Requirements:
Search the material below for the string "image" and list each line that holds it.

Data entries

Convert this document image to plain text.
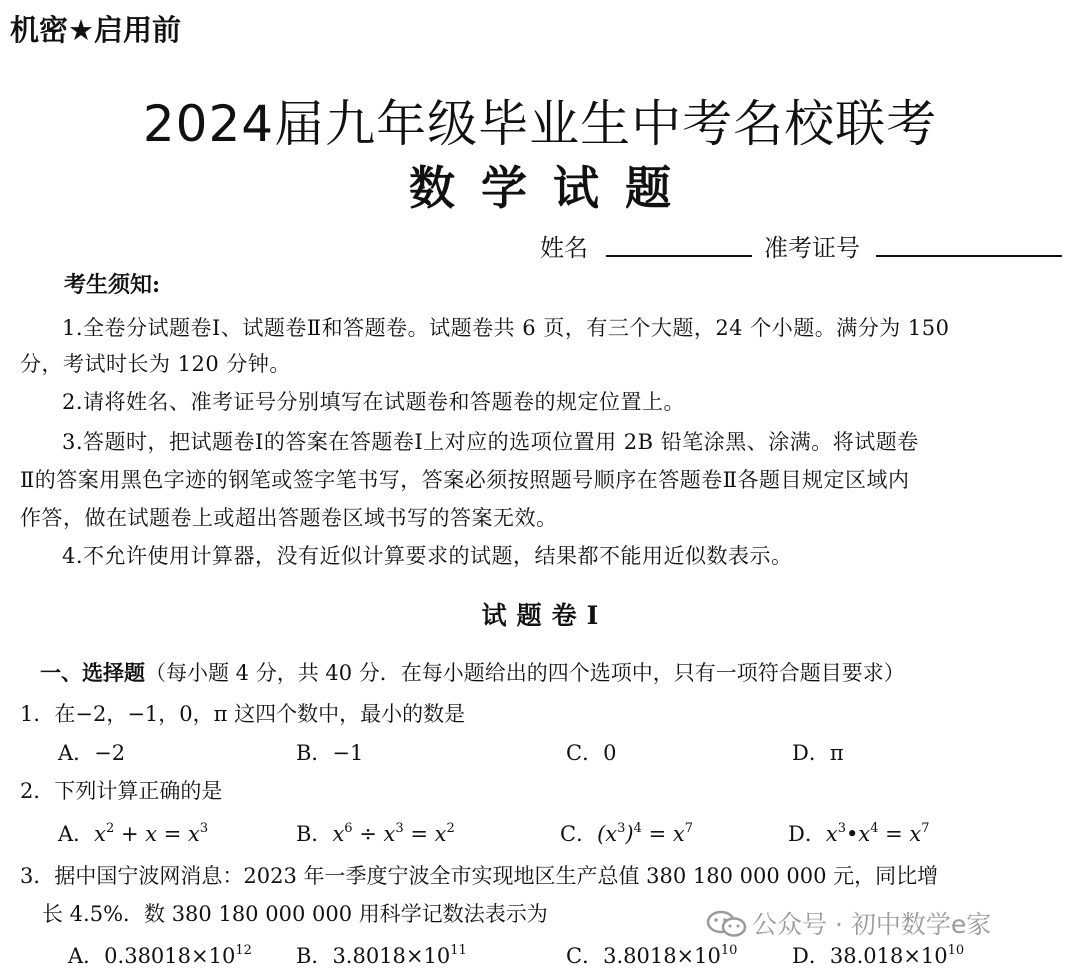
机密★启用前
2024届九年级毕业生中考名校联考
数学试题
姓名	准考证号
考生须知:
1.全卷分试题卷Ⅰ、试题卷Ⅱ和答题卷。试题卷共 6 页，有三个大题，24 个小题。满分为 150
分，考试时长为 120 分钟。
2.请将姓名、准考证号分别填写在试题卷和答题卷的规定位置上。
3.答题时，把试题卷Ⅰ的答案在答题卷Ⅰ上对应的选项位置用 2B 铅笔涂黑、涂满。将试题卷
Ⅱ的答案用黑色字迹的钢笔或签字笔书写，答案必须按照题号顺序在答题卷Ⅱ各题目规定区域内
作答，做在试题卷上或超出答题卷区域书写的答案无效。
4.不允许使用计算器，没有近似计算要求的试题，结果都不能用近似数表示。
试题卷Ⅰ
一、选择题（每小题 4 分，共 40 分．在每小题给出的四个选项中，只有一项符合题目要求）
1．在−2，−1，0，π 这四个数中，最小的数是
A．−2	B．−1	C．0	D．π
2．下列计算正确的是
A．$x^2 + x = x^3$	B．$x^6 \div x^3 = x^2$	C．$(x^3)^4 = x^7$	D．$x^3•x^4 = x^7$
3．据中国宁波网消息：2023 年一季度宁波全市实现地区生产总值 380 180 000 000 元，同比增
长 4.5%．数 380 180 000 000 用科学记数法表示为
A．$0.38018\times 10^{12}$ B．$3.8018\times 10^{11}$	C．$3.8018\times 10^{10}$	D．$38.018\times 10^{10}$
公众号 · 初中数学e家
* * *
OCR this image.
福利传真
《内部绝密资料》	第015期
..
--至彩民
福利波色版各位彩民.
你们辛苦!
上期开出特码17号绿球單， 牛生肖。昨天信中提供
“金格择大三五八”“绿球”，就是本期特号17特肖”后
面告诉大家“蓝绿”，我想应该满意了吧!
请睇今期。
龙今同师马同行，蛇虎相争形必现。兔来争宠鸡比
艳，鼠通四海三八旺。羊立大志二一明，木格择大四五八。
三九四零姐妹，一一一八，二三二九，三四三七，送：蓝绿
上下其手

The completed task:
Convert this document image to plain text.
OCR this image.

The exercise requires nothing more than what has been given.